- _EXERCISE DETAILS_:
In the listing, locate the line containing "What's the underlying", then quote it and all following lines exactly. Omit pictures.

(Extracted data entries)
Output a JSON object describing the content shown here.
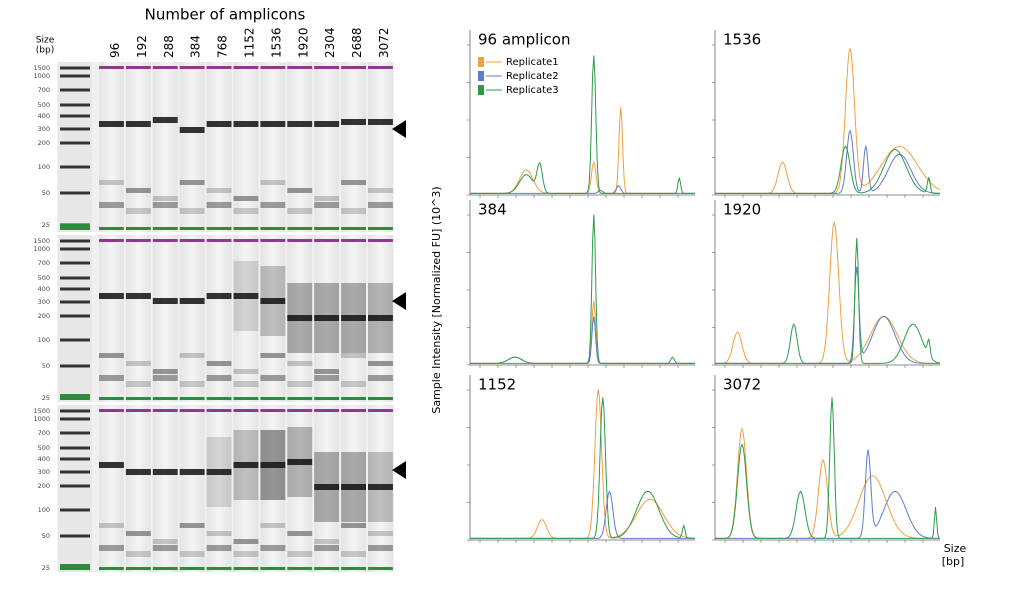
{
  "header": {
    "title": "Number of amplicons",
    "size_label": "Size",
    "size_unit": "(bp)"
  },
  "lanes": [
    "96",
    "192",
    "288",
    "384",
    "768",
    "1152",
    "1536",
    "1920",
    "2304",
    "2688",
    "3072"
  ],
  "gels": [
    {
      "ladder": [
        "1500",
        "1000",
        "700",
        "500",
        "400",
        "300",
        "200",
        "100",
        "50",
        "25"
      ]
    },
    {
      "ladder": [
        "1500",
        "1000",
        "700",
        "500",
        "400",
        "300",
        "200",
        "100",
        "50",
        "25"
      ]
    },
    {
      "ladder": [
        "1500",
        "1000",
        "700",
        "500",
        "400",
        "300",
        "200",
        "100",
        "50",
        "25"
      ]
    }
  ],
  "plots": [
    {
      "label": "96 amplicon"
    },
    {
      "label": "1536"
    },
    {
      "label": "384"
    },
    {
      "label": "1920"
    },
    {
      "label": "1152"
    },
    {
      "label": "3072"
    }
  ],
  "legend": [
    {
      "name": "Replicate1",
      "color": "#f0a040"
    },
    {
      "name": "Replicate2",
      "color": "#5b7fc8"
    },
    {
      "name": "Replicate3",
      "color": "#2e9a4a"
    }
  ],
  "y_axis_label": "Sample Intensity [Normalized FU] (10^3)",
  "x_axis_label": "Size",
  "x_axis_unit": "[bp]"
}
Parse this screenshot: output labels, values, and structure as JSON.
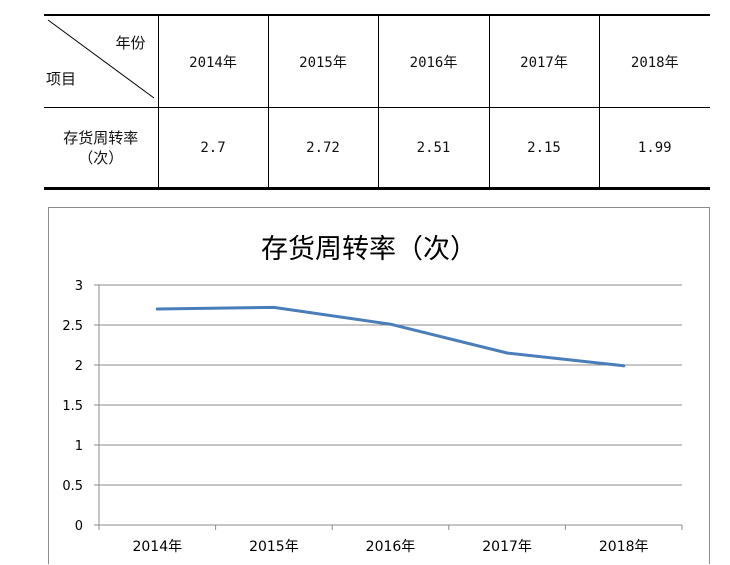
{
  "table": {
    "corner_col_header": "年份",
    "corner_row_header": "项目",
    "years": [
      "2014年",
      "2015年",
      "2016年",
      "2017年",
      "2018年"
    ],
    "row_label_line1": "存货周转率",
    "row_label_line2": "（次）",
    "values": [
      "2.7",
      "2.72",
      "2.51",
      "2.15",
      "1.99"
    ]
  },
  "chart_data": {
    "type": "line",
    "title": "存货周转率（次）",
    "categories": [
      "2014年",
      "2015年",
      "2016年",
      "2017年",
      "2018年"
    ],
    "series": [
      {
        "values": [
          2.7,
          2.72,
          2.51,
          2.15,
          1.99
        ],
        "color": "#4a7ebb"
      }
    ],
    "ylim": [
      0,
      3
    ],
    "y_ticks": [
      "0",
      "0.5",
      "1",
      "1.5",
      "2",
      "2.5",
      "3"
    ],
    "grid": true,
    "legend": "none",
    "xlabel": "",
    "ylabel": ""
  }
}
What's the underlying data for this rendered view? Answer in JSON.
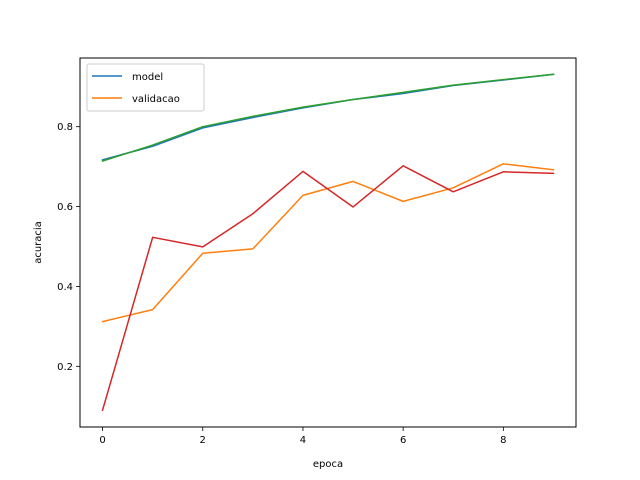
{
  "chart_data": {
    "type": "line",
    "title": "",
    "xlabel": "epoca",
    "ylabel": "acuracia",
    "xlim": [
      -0.45,
      9.45
    ],
    "ylim": [
      0.048,
      0.972
    ],
    "xticks": [
      0,
      2,
      4,
      6,
      8
    ],
    "yticks": [
      0.2,
      0.4,
      0.6,
      0.8
    ],
    "xtick_labels": [
      "0",
      "2",
      "4",
      "6",
      "8"
    ],
    "ytick_labels": [
      "0.2",
      "0.4",
      "0.6",
      "0.8"
    ],
    "grid": false,
    "legend_position": "upper-left",
    "x": [
      0,
      1,
      2,
      3,
      4,
      5,
      6,
      7,
      8,
      9
    ],
    "series": [
      {
        "name": "model",
        "color": "#1f77b4",
        "values": [
          0.717,
          0.751,
          0.797,
          0.823,
          0.847,
          0.868,
          0.883,
          0.903,
          0.917,
          0.931
        ]
      },
      {
        "name": "validacao",
        "color": "#ff7f0e",
        "values": [
          0.312,
          0.342,
          0.483,
          0.494,
          0.628,
          0.663,
          0.613,
          0.647,
          0.707,
          0.692
        ]
      },
      {
        "color": "#2ca02c",
        "values": [
          0.714,
          0.754,
          0.8,
          0.826,
          0.849,
          0.868,
          0.886,
          0.904,
          0.918,
          0.931
        ]
      },
      {
        "color": "#d62728",
        "values": [
          0.09,
          0.523,
          0.499,
          0.582,
          0.688,
          0.599,
          0.702,
          0.637,
          0.687,
          0.683
        ]
      }
    ]
  }
}
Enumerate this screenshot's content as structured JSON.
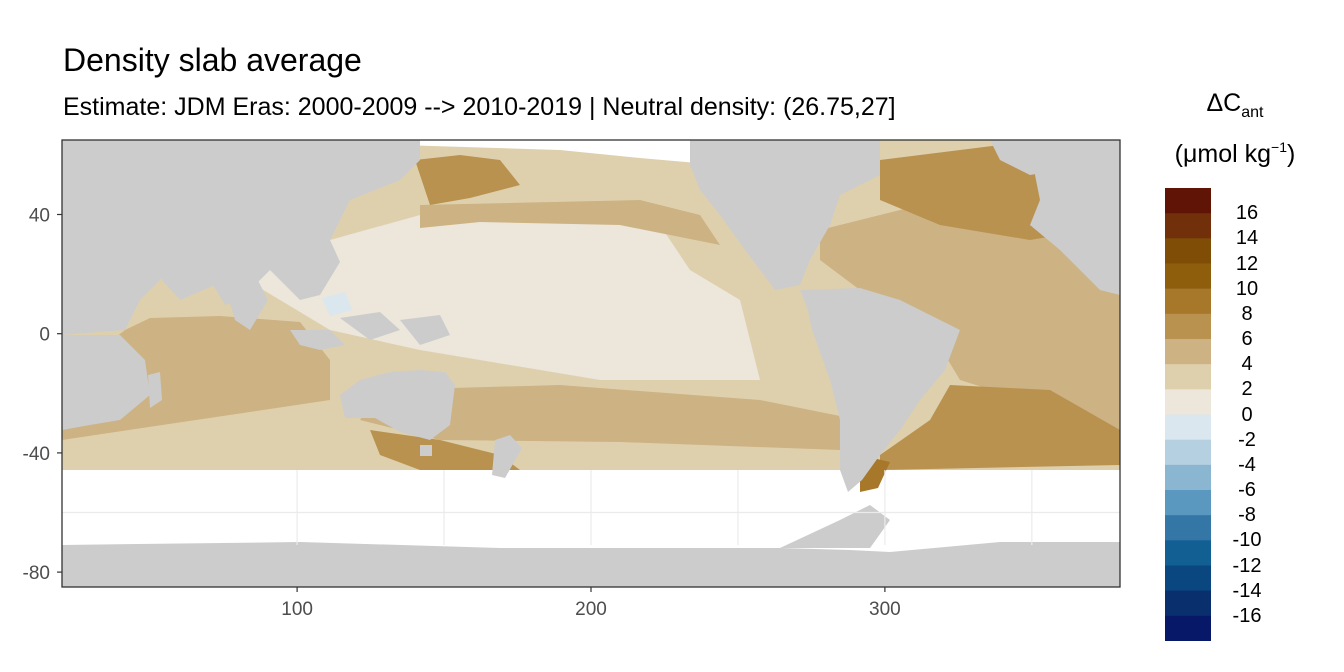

- _FULL OUTPUT_:
What's the underlying data for this rendered view? Answer in JSON.
{
  "chart_data": {
    "type": "line",
    "title": "",
    "xlabel": "epoca",
    "ylabel": "acuracia",
    "xlim": [
      -0.45,
      9.45
    ],
    "ylim": [
      0.048,
      0.972
    ],
    "xticks": [
      0,
      2,
      4,
      6,
      8
    ],
    "yticks": [
      0.2,
      0.4,
      0.6,
      0.8
    ],
    "xtick_labels": [
      "0",
      "2",
      "4",
      "6",
      "8"
    ],
    "ytick_labels": [
      "0.2",
      "0.4",
      "0.6",
      "0.8"
    ],
    "grid": false,
    "legend_position": "upper-left",
    "x": [
      0,
      1,
      2,
      3,
      4,
      5,
      6,
      7,
      8,
      9
    ],
    "series": [
      {
        "name": "model",
        "color": "#1f77b4",
        "values": [
          0.717,
          0.751,
          0.797,
          0.823,
          0.847,
          0.868,
          0.883,
          0.903,
          0.917,
          0.931
        ]
      },
      {
        "name": "validacao",
        "color": "#ff7f0e",
        "values": [
          0.312,
          0.342,
          0.483,
          0.494,
          0.628,
          0.663,
          0.613,
          0.647,
          0.707,
          0.692
        ]
      },
      {
        "color": "#2ca02c",
        "values": [
          0.714,
          0.754,
          0.8,
          0.826,
          0.849,
          0.868,
          0.886,
          0.904,
          0.918,
          0.931
        ]
      },
      {
        "color": "#d62728",
        "values": [
          0.09,
          0.523,
          0.499,
          0.582,
          0.688,
          0.599,
          0.702,
          0.637,
          0.687,
          0.683
        ]
      }
    ]
  }
}
Enumerate this screenshot's content as structured JSON.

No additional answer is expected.